*Task description*
Search the material below for the string "Nguyễn" and list each line that holds it.

*Collection entries*
:::::

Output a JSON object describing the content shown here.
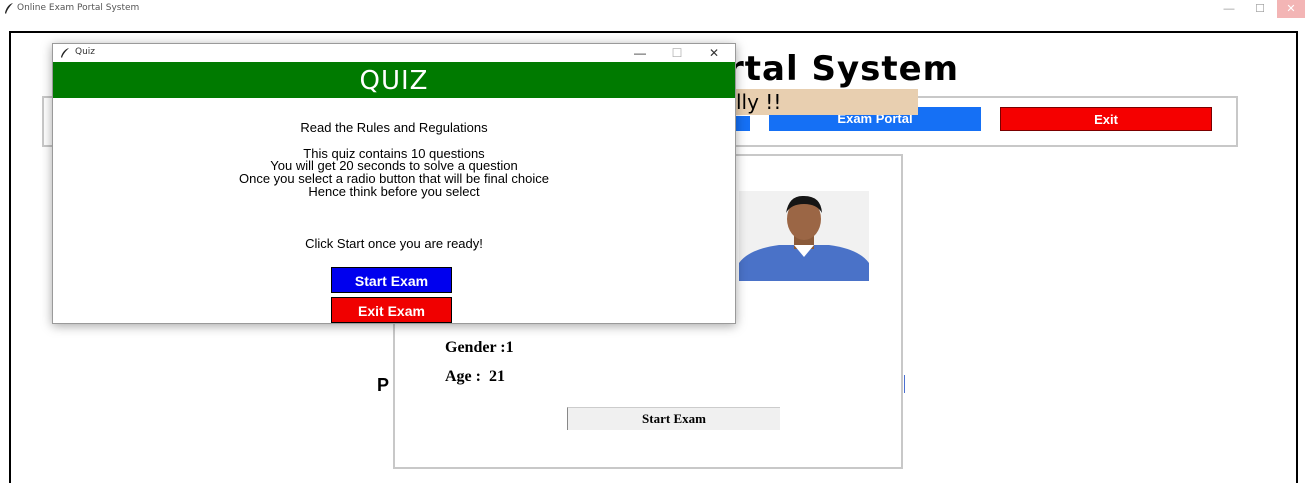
{
  "main_window": {
    "title": "Online Exam Portal System",
    "min_glyph": "—",
    "max_glyph": "☐",
    "close_glyph": "✕"
  },
  "header": {
    "title_visible": "rtal System",
    "welcome_visible": "lly !!"
  },
  "nav": {
    "exam_portal_label": "Exam Portal",
    "exit_label": "Exit"
  },
  "profile": {
    "gender": "Gender :1",
    "age": "Age :  21",
    "start_exam_label": "Start Exam",
    "partial_letter": "P"
  },
  "quiz": {
    "title": "Quiz",
    "header": "QUIZ",
    "rules_heading": "Read the Rules and Regulations",
    "rules": [
      "This quiz contains 10 questions",
      "You will get 20 seconds to solve a question",
      "Once you select a radio button that will be final choice",
      "Hence think before you select"
    ],
    "ready_text": "Click Start once you are ready!",
    "start_button": "Start Exam",
    "exit_button": "Exit Exam",
    "min_glyph": "—",
    "max_glyph": "☐",
    "close_glyph": "✕"
  },
  "colors": {
    "quiz_header_bg": "#007a00",
    "start_blue": "#0000ee",
    "exit_red": "#f00000",
    "nav_blue": "#1570f5",
    "welcome_bg": "#e8cfb0"
  },
  "icons": {
    "window_icon": "feather-icon"
  }
}
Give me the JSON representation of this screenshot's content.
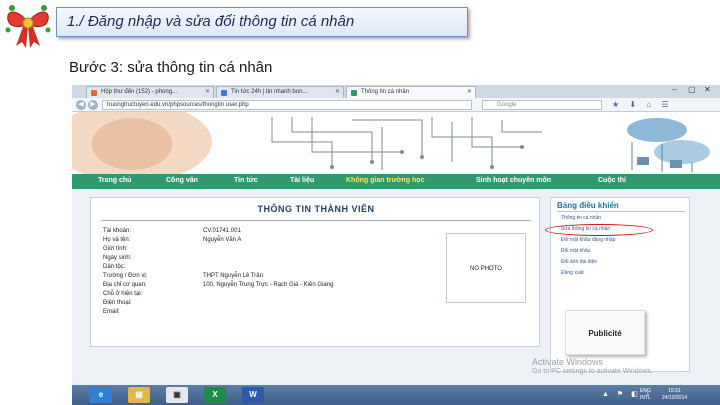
{
  "slide": {
    "title": "1./ Đăng nhập và sửa đổi thông tin cá nhân",
    "step": "Bước 3: sửa thông tin cá nhân"
  },
  "browser": {
    "tabs": [
      {
        "label": "Hộp thư đến (152) - phong..."
      },
      {
        "label": "Tin tức 24h | tin nhanh bon..."
      },
      {
        "label": "Thông tin cá nhân"
      }
    ],
    "url": "truongtructuyen.edu.vn/phpsources/thongtin user.php",
    "search_placeholder": "Google"
  },
  "site": {
    "nav": [
      "Trang chủ",
      "Công văn",
      "Tin tức",
      "Tài liệu",
      "Không gian trường học",
      "Sinh hoạt chuyên môn",
      "Cuộc thi"
    ],
    "panel_title": "THÔNG TIN THÀNH VIÊN",
    "fields": [
      {
        "label": "Tài khoản:",
        "value": "CV.01741.001"
      },
      {
        "label": "Họ và tên:",
        "value": "Nguyễn Văn A"
      },
      {
        "label": "Giới tính:",
        "value": ""
      },
      {
        "label": "Ngày sinh:",
        "value": ""
      },
      {
        "label": "Dân tộc:",
        "value": ""
      },
      {
        "label": "Trường / Đơn vị:",
        "value": "THPT Nguyễn Lê Trân"
      },
      {
        "label": "Địa chỉ cơ quan:",
        "value": "100, Nguyễn Trung Trực - Rạch Giá - Kiên Giang"
      },
      {
        "label": "Chỗ ở hiện tại:",
        "value": ""
      },
      {
        "label": "Điện thoại:",
        "value": ""
      },
      {
        "label": "Email:",
        "value": ""
      }
    ],
    "photo_text": "NO PHOTO",
    "control_panel": {
      "title": "Bảng điều khiển",
      "items": [
        "Thông tin cá nhân",
        "Sửa thông tin cá nhân",
        "Đổi mật khẩu đăng nhập",
        "Đổi mật khẩu",
        "Đổi ảnh đại diện",
        "Đăng xuất"
      ]
    },
    "publicite": "Publicité",
    "activate_title": "Activate Windows",
    "activate_sub": "Go to PC settings to activate Windows."
  },
  "taskbar": {
    "lang": "ENG\nINTL",
    "time": "15:51",
    "date": "24/10/2014"
  }
}
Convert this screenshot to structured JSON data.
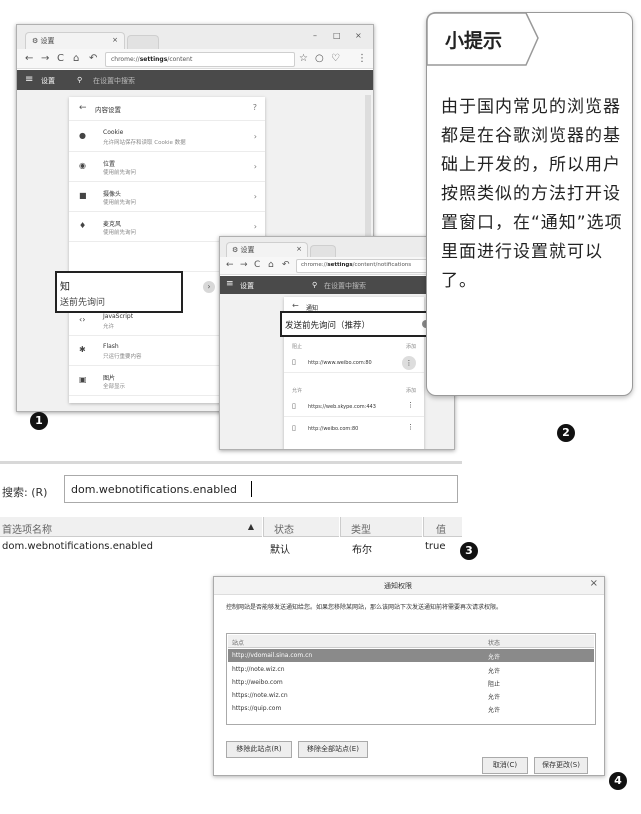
{
  "screenshot1": {
    "tab_title": "设置",
    "window_controls": [
      "–",
      "□",
      "×"
    ],
    "url_prefix": "chrome://",
    "url_bold": "settings",
    "url_suffix": "/content",
    "bar_title": "设置",
    "search_placeholder": "在设置中搜索",
    "content_header": "内容设置",
    "rows": [
      {
        "icon": "cookie-icon",
        "glyph": "●",
        "title": "Cookie",
        "sub": "允许网站保存和读取 Cookie 数据"
      },
      {
        "icon": "location-icon",
        "glyph": "◉",
        "title": "位置",
        "sub": "使用前先询问"
      },
      {
        "icon": "camera-icon",
        "glyph": "■",
        "title": "摄像头",
        "sub": "使用前先询问"
      },
      {
        "icon": "mic-icon",
        "glyph": "♦",
        "title": "麦克风",
        "sub": "使用前先询问"
      },
      {
        "icon": "javascript-icon",
        "glyph": "‹›",
        "title": "JavaScript",
        "sub": "允许"
      },
      {
        "icon": "flash-icon",
        "glyph": "✱",
        "title": "Flash",
        "sub": "只运行重要内容"
      },
      {
        "icon": "image-icon",
        "glyph": "▣",
        "title": "图片",
        "sub": "全部显示"
      }
    ],
    "highlight_title": "知",
    "highlight_sub": "送前先询问",
    "badge": "1"
  },
  "screenshot2": {
    "tab_title": "设置",
    "url_prefix": "chrome://",
    "url_bold": "settings",
    "url_suffix": "/content/notifications",
    "bar_title": "设置",
    "search_placeholder": "在设置中搜索",
    "back_label": "通知",
    "highlight_label": "发送前先询问（推荐）",
    "block_header": "阻止",
    "block_add": "添加",
    "block_sites": [
      "http://www.weibo.com:80"
    ],
    "allow_header": "允许",
    "allow_add": "添加",
    "allow_sites": [
      "https://web.skype.com:443",
      "http://weibo.com:80"
    ],
    "badge": "2"
  },
  "tips": {
    "title": "小提示",
    "text": "由于国内常见的浏览器都是在谷歌浏览器的基础上开发的，所以用户按照类似的方法打开设置窗口，在“通知”选项里面进行设置就可以了。"
  },
  "about_config": {
    "search_label": "搜索: (R)",
    "search_value": "dom.webnotifications.enabled",
    "columns": [
      "首选项名称",
      "状态",
      "类型",
      "值"
    ],
    "row": {
      "name": "dom.webnotifications.enabled",
      "status": "默认",
      "type": "布尔",
      "value": "true"
    },
    "badge": "3"
  },
  "dialog": {
    "title": "通知权限",
    "close": "×",
    "description": "控制网站是否能够发送通知给您。如果您移除某网站，那么该网站下次发送通知前将需要再次请求权限。",
    "col_site": "站点",
    "col_status": "状态",
    "sites": [
      {
        "site": "http://vdomail.sina.com.cn",
        "status": "允许",
        "selected": true
      },
      {
        "site": "http://note.wiz.cn",
        "status": "允许",
        "selected": false
      },
      {
        "site": "http://weibo.com",
        "status": "阻止",
        "selected": false
      },
      {
        "site": "https://note.wiz.cn",
        "status": "允许",
        "selected": false
      },
      {
        "site": "https://quip.com",
        "status": "允许",
        "selected": false
      }
    ],
    "remove_site": "移除此站点(R)",
    "remove_all": "移除全部站点(E)",
    "cancel": "取消(C)",
    "save": "保存更改(S)",
    "badge": "4"
  }
}
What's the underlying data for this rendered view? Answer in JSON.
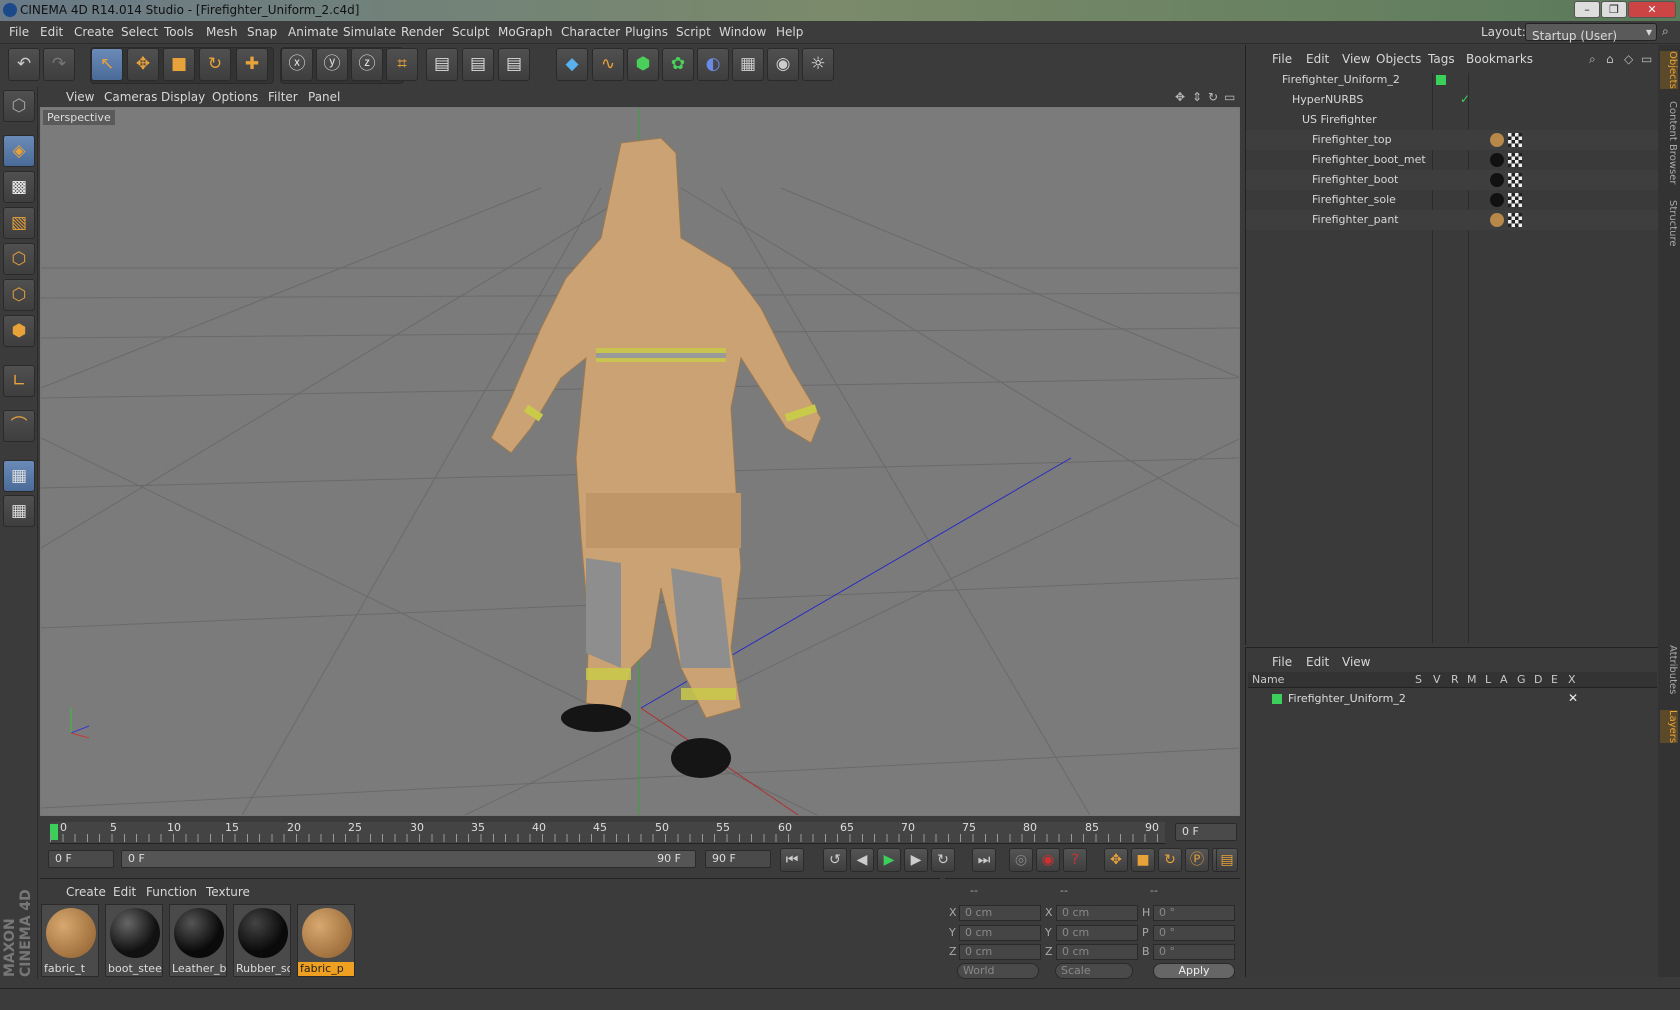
{
  "window": {
    "title": "CINEMA 4D R14.014 Studio - [Firefighter_Uniform_2.c4d]"
  },
  "menu": [
    "File",
    "Edit",
    "Create",
    "Select",
    "Tools",
    "Mesh",
    "Snap",
    "Animate",
    "Simulate",
    "Render",
    "Sculpt",
    "MoGraph",
    "Character",
    "Plugins",
    "Script",
    "Window",
    "Help"
  ],
  "layout": {
    "label": "Layout:",
    "value": "Startup (User)"
  },
  "viewport": {
    "menu": [
      "View",
      "Cameras",
      "Display",
      "Options",
      "Filter",
      "Panel"
    ],
    "label": "Perspective"
  },
  "timeline": {
    "ticks": [
      "0",
      "5",
      "10",
      "15",
      "20",
      "25",
      "30",
      "35",
      "40",
      "45",
      "50",
      "55",
      "60",
      "65",
      "70",
      "75",
      "80",
      "85",
      "90"
    ],
    "current_frame": "0 F",
    "start": "0 F",
    "range_start": "0 F",
    "range_end": "90 F",
    "end": "90 F"
  },
  "materials": {
    "menu": [
      "Create",
      "Edit",
      "Function",
      "Texture"
    ],
    "items": [
      {
        "name": "fabric_t",
        "color": "#b8874a"
      },
      {
        "name": "boot_steel",
        "color": "#1a1a1a"
      },
      {
        "name": "Leather_bo",
        "color": "#111111"
      },
      {
        "name": "Rubber_so",
        "color": "#151515"
      },
      {
        "name": "fabric_p",
        "color": "#b8874a",
        "selected": true
      }
    ]
  },
  "coords": {
    "headers": [
      "--",
      "--",
      "--"
    ],
    "rows": [
      {
        "a": "X",
        "av": "0 cm",
        "b": "X",
        "bv": "0 cm",
        "c": "H",
        "cv": "0 °"
      },
      {
        "a": "Y",
        "av": "0 cm",
        "b": "Y",
        "bv": "0 cm",
        "c": "P",
        "cv": "0 °"
      },
      {
        "a": "Z",
        "av": "0 cm",
        "b": "Z",
        "bv": "0 cm",
        "c": "B",
        "cv": "0 °"
      }
    ],
    "mode1": "World",
    "mode2": "Scale",
    "apply": "Apply"
  },
  "objects": {
    "menu": [
      "File",
      "Edit",
      "View",
      "Objects",
      "Tags",
      "Bookmarks"
    ],
    "tree": [
      {
        "name": "Firefighter_Uniform_2",
        "indent": 0
      },
      {
        "name": "HyperNURBS",
        "indent": 1
      },
      {
        "name": "US Firefighter",
        "indent": 2
      },
      {
        "name": "Firefighter_top",
        "indent": 3
      },
      {
        "name": "Firefighter_boot_met",
        "indent": 3
      },
      {
        "name": "Firefighter_boot",
        "indent": 3
      },
      {
        "name": "Firefighter_sole",
        "indent": 3
      },
      {
        "name": "Firefighter_pant",
        "indent": 3
      }
    ]
  },
  "layers": {
    "menu": [
      "File",
      "Edit",
      "View"
    ],
    "header_name": "Name",
    "flags": [
      "S",
      "V",
      "R",
      "M",
      "L",
      "A",
      "G",
      "D",
      "E",
      "X"
    ],
    "rows": [
      {
        "name": "Firefighter_Uniform_2"
      }
    ]
  },
  "sidetabs": [
    "Objects",
    "Content Browser",
    "Structure",
    "Attributes",
    "Layers"
  ],
  "brand": "MAXON CINEMA 4D"
}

:::::

*Solution for this problem*
        "value": "Nguyễn Văn A"
        "value": "THPT Nguyễn Lê Trân"
        "value": "100, Nguyễn Trung Trực - Rạch Giá - Kiên Giang"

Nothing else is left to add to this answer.